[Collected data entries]
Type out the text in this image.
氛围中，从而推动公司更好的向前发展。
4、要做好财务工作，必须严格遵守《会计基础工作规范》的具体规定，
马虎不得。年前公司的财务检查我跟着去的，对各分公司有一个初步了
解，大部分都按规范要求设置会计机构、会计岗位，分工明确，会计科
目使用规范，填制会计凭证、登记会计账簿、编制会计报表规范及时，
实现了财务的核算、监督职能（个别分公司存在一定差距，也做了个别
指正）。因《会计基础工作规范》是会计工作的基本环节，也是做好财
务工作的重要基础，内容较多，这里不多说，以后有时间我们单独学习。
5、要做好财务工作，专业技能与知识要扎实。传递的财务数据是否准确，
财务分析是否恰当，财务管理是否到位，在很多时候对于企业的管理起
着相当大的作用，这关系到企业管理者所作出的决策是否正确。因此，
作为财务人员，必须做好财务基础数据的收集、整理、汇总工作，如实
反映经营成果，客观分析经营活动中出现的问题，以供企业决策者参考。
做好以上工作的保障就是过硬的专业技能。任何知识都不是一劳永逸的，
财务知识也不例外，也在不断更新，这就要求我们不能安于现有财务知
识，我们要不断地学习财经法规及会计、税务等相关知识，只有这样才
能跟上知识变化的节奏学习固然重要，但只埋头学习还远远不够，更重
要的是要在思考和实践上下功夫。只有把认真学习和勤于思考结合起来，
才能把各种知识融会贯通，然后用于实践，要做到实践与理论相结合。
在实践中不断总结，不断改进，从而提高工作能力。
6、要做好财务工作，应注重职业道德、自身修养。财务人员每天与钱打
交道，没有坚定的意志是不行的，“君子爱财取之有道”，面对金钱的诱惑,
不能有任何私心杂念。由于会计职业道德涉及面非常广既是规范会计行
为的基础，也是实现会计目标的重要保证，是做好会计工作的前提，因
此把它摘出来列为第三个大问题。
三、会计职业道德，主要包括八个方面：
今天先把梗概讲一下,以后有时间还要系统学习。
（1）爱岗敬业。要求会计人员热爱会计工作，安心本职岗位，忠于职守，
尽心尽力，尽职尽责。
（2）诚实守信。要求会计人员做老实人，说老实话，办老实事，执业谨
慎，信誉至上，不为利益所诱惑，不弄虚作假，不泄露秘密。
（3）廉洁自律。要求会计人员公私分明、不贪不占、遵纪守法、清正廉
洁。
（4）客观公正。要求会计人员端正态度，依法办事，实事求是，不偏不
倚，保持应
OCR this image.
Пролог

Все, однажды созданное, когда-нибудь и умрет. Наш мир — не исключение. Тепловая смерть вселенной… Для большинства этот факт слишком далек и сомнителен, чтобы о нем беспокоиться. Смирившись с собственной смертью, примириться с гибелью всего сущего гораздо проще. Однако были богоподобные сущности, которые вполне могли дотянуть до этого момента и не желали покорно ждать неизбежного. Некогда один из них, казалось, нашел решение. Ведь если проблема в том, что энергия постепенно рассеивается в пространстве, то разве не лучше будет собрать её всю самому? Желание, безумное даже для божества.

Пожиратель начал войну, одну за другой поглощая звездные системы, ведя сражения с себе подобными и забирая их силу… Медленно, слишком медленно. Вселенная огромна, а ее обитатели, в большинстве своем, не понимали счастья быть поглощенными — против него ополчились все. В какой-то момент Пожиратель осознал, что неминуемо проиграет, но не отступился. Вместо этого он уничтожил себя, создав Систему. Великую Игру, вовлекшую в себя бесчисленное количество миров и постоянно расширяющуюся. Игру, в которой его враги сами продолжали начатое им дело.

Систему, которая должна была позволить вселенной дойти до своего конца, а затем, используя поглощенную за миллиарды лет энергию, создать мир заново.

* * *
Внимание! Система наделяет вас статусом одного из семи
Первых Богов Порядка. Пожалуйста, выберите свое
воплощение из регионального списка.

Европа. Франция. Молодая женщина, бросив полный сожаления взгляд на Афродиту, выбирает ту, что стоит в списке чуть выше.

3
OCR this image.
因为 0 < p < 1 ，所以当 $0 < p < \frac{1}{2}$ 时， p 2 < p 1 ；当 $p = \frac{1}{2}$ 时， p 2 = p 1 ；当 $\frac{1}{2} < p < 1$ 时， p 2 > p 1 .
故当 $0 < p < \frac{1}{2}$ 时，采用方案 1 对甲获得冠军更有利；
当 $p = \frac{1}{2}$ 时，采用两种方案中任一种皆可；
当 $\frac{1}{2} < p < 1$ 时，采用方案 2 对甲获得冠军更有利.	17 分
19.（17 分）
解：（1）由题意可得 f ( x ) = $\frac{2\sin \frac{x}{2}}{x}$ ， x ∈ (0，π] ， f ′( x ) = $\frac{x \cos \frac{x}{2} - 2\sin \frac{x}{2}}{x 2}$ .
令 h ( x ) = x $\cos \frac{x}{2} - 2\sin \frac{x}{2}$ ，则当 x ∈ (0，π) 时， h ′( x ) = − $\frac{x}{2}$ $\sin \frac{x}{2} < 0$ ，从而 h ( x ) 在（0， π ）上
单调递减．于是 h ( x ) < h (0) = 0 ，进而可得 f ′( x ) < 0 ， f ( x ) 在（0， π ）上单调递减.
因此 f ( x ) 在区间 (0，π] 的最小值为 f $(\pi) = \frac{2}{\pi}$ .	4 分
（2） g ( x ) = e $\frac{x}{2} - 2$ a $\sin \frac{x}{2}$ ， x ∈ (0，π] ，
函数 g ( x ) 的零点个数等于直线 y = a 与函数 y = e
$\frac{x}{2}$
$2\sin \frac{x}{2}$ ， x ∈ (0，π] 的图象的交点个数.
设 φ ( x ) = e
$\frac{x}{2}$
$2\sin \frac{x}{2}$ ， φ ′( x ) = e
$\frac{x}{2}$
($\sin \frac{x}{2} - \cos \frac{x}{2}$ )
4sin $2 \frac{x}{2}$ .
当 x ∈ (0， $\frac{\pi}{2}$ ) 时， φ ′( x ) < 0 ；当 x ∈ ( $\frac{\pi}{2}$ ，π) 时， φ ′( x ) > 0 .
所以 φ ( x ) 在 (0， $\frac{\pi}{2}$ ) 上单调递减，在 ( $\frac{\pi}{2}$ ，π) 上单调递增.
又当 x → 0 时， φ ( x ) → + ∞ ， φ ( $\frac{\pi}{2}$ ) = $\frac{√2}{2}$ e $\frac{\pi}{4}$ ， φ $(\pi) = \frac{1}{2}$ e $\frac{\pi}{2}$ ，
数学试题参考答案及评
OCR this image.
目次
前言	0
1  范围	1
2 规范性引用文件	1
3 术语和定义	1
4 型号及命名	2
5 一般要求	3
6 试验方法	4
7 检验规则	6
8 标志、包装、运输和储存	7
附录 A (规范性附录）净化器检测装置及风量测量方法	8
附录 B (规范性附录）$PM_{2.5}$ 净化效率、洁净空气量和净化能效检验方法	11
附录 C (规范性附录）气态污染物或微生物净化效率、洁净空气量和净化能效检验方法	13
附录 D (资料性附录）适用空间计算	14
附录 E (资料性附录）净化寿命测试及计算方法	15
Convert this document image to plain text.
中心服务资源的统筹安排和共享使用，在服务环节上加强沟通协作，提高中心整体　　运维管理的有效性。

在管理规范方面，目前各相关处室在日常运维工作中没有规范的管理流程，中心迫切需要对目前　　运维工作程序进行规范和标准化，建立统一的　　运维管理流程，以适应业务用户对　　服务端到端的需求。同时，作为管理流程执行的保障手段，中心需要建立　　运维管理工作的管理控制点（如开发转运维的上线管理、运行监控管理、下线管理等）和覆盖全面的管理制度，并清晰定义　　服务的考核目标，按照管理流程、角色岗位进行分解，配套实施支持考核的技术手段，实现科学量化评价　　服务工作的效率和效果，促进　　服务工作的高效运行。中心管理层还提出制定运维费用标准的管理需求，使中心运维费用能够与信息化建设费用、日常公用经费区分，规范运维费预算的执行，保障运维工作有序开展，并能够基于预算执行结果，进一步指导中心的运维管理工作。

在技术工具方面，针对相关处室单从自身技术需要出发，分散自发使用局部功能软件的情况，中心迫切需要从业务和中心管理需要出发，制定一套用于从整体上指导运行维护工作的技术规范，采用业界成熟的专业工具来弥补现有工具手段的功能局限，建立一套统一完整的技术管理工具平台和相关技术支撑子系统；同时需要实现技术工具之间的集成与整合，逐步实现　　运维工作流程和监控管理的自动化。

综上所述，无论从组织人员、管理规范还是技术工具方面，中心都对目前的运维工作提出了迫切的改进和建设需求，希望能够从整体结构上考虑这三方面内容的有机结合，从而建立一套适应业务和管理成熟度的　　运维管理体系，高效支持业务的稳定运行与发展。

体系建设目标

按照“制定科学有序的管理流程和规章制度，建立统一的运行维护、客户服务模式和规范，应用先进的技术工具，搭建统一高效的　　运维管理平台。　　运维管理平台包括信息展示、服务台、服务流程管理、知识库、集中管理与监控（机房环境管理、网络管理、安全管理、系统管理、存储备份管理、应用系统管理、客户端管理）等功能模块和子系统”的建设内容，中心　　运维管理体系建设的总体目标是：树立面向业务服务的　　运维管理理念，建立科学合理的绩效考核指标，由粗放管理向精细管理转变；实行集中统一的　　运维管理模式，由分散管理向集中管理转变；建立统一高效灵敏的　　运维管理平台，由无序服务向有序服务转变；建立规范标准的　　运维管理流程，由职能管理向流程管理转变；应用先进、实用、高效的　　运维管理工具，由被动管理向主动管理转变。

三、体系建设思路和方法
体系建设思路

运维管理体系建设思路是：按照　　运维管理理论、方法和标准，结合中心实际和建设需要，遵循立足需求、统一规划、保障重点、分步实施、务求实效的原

▸ **Aim of the exercise**
Tally the lines of the listing in which the word "采用方案" occurs, and state the total alone.

▸ **Task result**
2